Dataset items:
[start]

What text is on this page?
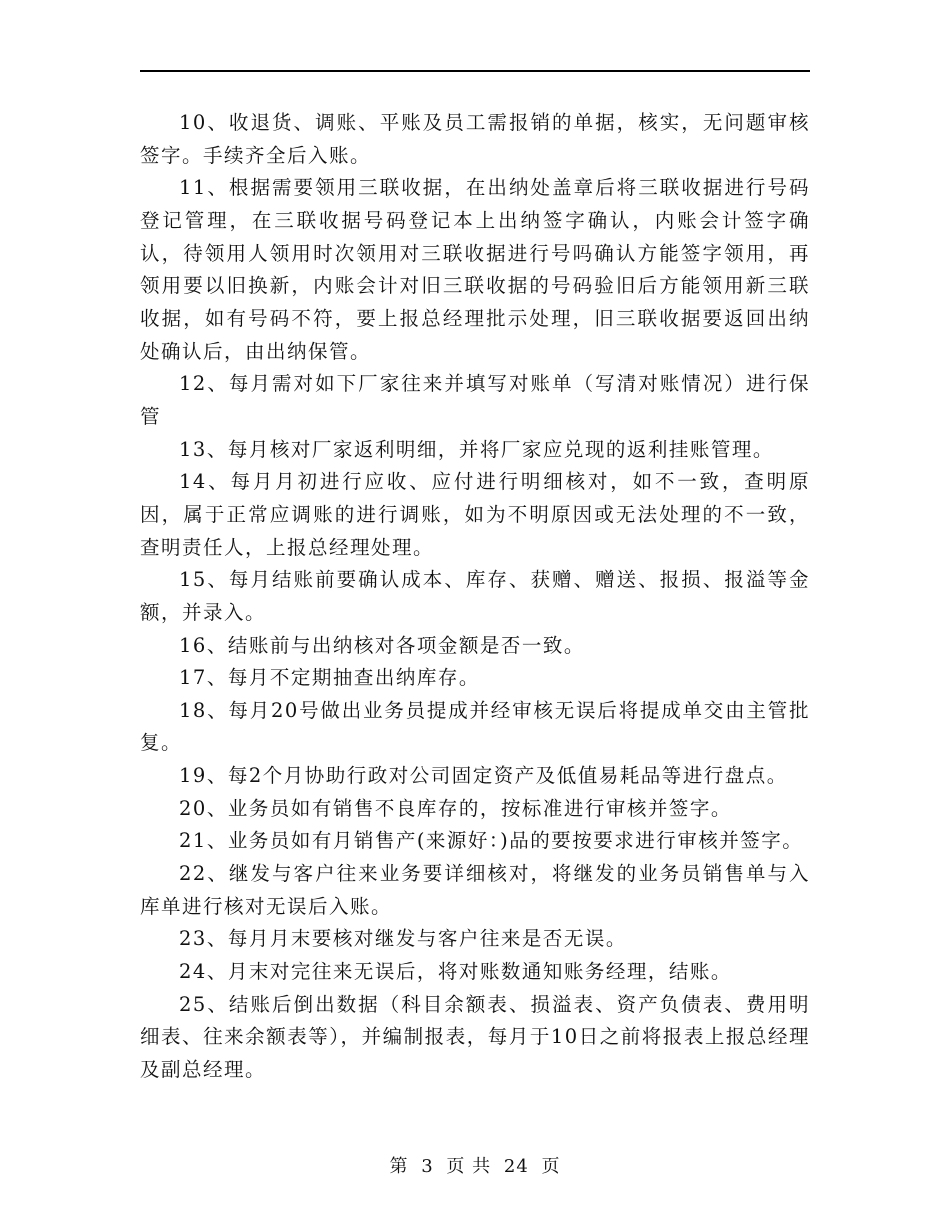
10、收退货、调账、平账及员工需报销的单据，核实，无问题审核签字。手续齐全后入账。

11、根据需要领用三联收据，在出纳处盖章后将三联收据进行号码登记管理，在三联收据号码登记本上出纳签字确认，内账会计签字确认，待领用人领用时次领用对三联收据进行号吗确认方能签字领用，再领用要以旧换新，内账会计对旧三联收据的号码验旧后方能领用新三联收据，如有号码不符，要上报总经理批示处理，旧三联收据要返回出纳处确认后，由出纳保管。

12、每月需对如下厂家往来并填写对账单（写清对账情况）进行保管

13、每月核对厂家返利明细，并将厂家应兑现的返利挂账管理。

14、每月月初进行应收、应付进行明细核对，如不一致，查明原因，属于正常应调账的进行调账，如为不明原因或无法处理的不一致，查明责任人，上报总经理处理。

15、每月结账前要确认成本、库存、获赠、赠送、报损、报溢等金额，并录入。

16、结账前与出纳核对各项金额是否一致。

17、每月不定期抽查出纳库存。

18、每月20号做出业务员提成并经审核无误后将提成单交由主管批复。

19、每2个月协助行政对公司固定资产及低值易耗品等进行盘点。

20、业务员如有销售不良库存的，按标准进行审核并签字。

21、业务员如有月销售产(来源好：)品的要按要求进行审核并签字。

22、继发与客户往来业务要详细核对，将继发的业务员销售单与入库单进行核对无误后入账。

23、每月月末要核对继发与客户往来是否无误。

24、月末对完往来无误后，将对账数通知账务经理，结账。

25、结账后倒出数据（科目余额表、损溢表、资产负债表、费用明细表、往来余额表等），并编制报表，每月于10日之前将报表上报总经理及副总经理。

第 3 页 共 24 页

[end]

Without the pictures, output the full listing exactly as it stands.

Response to this exercise:
What text is on this page?
10、收退货、调账、平账及员工需报销的单据，核实，无问题审核签字。手续齐全后入账。

11、根据需要领用三联收据，在出纳处盖章后将三联收据进行号码登记管理，在三联收据号码登记本上出纳签字确认，内账会计签字确认，待领用人领用时次领用对三联收据进行号吗确认方能签字领用，再领用要以旧换新，内账会计对旧三联收据的号码验旧后方能领用新三联收据，如有号码不符，要上报总经理批示处理，旧三联收据要返回出纳处确认后，由出纳保管。

12、每月需对如下厂家往来并填写对账单（写清对账情况）进行保管

13、每月核对厂家返利明细，并将厂家应兑现的返利挂账管理。

14、每月月初进行应收、应付进行明细核对，如不一致，查明原因，属于正常应调账的进行调账，如为不明原因或无法处理的不一致，查明责任人，上报总经理处理。

15、每月结账前要确认成本、库存、获赠、赠送、报损、报溢等金额，并录入。

16、结账前与出纳核对各项金额是否一致。

17、每月不定期抽查出纳库存。

18、每月20号做出业务员提成并经审核无误后将提成单交由主管批复。

19、每2个月协助行政对公司固定资产及低值易耗品等进行盘点。

20、业务员如有销售不良库存的，按标准进行审核并签字。

21、业务员如有月销售产(来源好：)品的要按要求进行审核并签字。

22、继发与客户往来业务要详细核对，将继发的业务员销售单与入库单进行核对无误后入账。

23、每月月末要核对继发与客户往来是否无误。

24、月末对完往来无误后，将对账数通知账务经理，结账。

25、结账后倒出数据（科目余额表、损溢表、资产负债表、费用明细表、往来余额表等），并编制报表，每月于10日之前将报表上报总经理及副总经理。

第 3 页 共 24 页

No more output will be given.